[Stored data]
####
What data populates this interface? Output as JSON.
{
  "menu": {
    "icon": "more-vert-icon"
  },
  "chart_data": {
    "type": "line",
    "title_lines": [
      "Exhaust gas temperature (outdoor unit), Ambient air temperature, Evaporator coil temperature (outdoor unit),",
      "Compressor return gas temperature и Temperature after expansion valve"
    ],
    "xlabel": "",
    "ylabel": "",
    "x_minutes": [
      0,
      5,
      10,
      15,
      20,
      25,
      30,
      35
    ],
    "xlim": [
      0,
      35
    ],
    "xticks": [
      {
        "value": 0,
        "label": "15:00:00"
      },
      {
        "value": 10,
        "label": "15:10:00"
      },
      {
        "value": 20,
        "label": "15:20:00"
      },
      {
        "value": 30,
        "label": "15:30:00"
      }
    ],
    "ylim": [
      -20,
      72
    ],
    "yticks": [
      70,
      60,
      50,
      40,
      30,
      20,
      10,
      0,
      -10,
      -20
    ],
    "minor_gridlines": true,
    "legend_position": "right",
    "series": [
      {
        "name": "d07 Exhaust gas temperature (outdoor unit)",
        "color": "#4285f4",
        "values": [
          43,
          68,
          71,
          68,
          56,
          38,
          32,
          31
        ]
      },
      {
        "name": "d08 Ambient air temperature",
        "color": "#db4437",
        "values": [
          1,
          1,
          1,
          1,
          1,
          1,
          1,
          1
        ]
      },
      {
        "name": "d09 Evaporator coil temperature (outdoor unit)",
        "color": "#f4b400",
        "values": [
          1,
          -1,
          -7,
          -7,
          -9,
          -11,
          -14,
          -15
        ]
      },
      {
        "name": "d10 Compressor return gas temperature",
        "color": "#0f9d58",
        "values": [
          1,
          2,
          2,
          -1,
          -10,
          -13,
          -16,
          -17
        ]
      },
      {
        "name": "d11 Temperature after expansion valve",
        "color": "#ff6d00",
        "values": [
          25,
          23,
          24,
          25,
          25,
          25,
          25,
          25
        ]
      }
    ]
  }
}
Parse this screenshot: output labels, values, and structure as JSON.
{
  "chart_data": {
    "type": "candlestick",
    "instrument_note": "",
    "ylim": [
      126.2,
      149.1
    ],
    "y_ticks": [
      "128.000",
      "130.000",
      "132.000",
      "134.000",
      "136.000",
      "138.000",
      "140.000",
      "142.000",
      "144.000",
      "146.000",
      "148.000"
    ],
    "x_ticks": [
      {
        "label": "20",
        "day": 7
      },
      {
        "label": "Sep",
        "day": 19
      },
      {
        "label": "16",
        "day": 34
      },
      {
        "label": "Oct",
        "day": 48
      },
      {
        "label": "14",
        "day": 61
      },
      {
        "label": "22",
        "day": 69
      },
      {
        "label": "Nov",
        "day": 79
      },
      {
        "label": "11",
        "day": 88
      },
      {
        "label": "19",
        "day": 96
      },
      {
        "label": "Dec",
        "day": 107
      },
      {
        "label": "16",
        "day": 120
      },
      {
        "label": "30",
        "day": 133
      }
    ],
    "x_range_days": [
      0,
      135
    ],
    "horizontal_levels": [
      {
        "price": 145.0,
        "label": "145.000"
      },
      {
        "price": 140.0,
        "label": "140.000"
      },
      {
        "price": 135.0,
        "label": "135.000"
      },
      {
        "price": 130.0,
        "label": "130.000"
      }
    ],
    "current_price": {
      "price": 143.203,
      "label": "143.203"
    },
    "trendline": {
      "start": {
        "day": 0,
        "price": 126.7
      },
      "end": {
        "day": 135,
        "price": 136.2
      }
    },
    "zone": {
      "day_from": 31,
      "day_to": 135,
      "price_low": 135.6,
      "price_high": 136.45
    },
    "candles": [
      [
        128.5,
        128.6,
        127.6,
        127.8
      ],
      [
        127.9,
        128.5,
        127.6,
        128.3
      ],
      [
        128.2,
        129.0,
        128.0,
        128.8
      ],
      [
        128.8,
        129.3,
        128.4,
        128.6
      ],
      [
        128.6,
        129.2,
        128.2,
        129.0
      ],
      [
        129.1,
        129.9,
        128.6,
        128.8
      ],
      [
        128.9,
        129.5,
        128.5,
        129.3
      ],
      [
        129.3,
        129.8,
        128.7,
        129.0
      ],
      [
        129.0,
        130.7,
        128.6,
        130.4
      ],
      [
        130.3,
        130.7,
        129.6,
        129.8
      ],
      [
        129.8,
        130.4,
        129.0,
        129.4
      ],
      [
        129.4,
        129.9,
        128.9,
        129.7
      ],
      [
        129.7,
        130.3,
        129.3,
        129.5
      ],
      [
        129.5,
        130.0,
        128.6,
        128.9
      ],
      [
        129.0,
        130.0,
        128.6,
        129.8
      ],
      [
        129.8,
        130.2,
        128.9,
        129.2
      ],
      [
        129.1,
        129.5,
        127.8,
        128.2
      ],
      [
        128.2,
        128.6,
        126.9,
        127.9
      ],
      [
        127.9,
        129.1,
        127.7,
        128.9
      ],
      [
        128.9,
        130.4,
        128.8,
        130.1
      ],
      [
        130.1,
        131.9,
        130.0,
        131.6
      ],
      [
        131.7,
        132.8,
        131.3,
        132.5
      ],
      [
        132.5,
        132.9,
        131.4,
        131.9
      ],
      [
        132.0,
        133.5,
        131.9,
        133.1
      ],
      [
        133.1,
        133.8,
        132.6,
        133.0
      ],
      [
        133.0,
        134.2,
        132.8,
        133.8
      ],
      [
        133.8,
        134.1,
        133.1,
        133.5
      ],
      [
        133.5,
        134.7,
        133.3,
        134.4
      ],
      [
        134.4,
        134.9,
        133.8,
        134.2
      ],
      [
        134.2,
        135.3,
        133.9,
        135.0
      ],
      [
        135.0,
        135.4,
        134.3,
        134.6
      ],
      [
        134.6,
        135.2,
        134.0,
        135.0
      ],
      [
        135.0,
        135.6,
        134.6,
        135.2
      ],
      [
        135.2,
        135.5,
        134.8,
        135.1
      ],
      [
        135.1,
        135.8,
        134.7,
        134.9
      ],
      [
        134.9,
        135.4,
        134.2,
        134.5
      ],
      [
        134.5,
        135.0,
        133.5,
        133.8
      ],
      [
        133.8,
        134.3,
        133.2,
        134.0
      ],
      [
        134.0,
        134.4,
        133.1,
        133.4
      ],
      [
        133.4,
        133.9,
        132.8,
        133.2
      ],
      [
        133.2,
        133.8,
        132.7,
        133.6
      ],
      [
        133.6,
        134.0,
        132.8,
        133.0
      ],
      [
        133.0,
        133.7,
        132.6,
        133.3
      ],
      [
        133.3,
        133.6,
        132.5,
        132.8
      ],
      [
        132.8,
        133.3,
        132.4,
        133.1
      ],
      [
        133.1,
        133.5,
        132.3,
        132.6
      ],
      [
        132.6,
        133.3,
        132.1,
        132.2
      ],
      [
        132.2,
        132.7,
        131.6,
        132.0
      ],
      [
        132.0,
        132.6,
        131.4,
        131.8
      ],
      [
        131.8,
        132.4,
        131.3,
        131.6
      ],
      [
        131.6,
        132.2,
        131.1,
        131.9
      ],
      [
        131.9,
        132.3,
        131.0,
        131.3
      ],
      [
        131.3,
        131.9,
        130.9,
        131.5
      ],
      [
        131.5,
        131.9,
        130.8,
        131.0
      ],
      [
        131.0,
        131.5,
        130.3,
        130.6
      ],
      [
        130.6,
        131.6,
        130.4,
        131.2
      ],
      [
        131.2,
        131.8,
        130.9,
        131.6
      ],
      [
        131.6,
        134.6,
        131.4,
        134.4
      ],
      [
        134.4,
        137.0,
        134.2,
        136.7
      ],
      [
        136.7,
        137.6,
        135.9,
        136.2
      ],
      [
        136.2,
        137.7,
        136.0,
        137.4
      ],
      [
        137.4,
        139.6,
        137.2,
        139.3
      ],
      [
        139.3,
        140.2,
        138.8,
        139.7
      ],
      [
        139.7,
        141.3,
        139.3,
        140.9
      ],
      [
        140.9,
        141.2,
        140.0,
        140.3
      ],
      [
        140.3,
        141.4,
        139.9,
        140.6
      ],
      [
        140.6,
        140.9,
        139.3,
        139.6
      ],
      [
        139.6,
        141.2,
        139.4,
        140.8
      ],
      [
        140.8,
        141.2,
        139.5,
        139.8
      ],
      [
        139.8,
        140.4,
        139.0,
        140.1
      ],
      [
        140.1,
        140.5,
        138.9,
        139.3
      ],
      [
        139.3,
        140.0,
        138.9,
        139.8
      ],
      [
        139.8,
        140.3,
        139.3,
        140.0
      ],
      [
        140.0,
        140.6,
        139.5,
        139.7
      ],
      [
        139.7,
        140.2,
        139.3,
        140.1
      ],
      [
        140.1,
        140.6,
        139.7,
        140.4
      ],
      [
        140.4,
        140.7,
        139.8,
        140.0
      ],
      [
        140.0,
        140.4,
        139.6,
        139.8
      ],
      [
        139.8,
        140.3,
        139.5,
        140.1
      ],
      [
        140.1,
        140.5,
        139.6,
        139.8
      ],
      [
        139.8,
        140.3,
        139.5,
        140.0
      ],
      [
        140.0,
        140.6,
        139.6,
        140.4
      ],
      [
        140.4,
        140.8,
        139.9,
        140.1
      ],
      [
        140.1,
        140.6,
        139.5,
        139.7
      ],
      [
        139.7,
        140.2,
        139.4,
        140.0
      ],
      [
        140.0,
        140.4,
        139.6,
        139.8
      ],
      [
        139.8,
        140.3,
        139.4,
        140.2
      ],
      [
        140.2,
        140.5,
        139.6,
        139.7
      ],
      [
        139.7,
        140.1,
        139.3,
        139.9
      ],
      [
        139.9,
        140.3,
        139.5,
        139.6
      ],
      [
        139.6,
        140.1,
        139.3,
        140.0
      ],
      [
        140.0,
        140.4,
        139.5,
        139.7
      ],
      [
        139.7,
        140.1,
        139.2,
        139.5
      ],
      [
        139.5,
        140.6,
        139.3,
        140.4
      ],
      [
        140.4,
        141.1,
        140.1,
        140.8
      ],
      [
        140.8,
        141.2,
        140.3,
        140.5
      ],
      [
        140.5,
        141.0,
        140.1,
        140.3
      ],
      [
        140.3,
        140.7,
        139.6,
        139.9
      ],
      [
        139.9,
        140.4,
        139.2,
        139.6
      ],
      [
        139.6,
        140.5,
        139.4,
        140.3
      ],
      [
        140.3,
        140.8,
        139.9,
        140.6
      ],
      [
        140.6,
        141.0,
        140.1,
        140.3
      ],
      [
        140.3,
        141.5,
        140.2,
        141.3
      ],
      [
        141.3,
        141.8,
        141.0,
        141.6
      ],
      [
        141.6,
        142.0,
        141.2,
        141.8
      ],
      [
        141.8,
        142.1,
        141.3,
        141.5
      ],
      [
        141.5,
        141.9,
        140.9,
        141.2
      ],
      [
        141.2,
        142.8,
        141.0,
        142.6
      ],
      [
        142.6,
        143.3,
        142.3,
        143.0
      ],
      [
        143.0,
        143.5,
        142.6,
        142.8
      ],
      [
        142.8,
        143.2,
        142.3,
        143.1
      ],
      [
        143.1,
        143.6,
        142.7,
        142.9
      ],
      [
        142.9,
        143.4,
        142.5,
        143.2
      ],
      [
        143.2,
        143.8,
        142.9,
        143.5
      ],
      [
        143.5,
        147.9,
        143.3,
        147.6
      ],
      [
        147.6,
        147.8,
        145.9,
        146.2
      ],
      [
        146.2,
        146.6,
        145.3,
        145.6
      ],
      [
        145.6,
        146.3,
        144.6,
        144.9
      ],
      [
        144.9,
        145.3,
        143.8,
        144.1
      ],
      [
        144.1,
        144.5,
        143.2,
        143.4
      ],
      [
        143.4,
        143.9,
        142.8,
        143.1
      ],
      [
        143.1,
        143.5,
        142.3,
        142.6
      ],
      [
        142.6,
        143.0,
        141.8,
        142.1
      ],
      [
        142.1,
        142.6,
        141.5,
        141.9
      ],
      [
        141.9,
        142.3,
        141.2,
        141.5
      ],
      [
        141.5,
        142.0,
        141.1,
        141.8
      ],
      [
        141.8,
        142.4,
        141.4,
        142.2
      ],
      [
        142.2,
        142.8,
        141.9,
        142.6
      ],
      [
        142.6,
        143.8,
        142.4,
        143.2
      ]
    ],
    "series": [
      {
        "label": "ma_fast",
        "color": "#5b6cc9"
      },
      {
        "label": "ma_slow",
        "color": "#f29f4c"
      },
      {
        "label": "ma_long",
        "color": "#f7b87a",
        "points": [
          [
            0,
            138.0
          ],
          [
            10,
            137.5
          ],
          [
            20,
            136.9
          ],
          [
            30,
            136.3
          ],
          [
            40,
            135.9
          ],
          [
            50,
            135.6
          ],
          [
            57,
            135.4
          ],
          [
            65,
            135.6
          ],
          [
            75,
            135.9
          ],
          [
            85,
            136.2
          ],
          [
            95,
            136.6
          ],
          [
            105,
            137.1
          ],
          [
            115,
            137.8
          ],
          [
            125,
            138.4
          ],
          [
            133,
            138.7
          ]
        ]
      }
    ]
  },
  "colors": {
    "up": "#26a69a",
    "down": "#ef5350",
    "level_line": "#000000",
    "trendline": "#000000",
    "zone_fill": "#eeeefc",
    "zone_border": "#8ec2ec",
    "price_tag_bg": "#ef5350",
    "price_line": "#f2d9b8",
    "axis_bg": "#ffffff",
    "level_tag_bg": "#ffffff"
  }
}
####
[Written exercise] Say the number of lines in the listing that hold "outdoor", with no added words.

[The answer] 3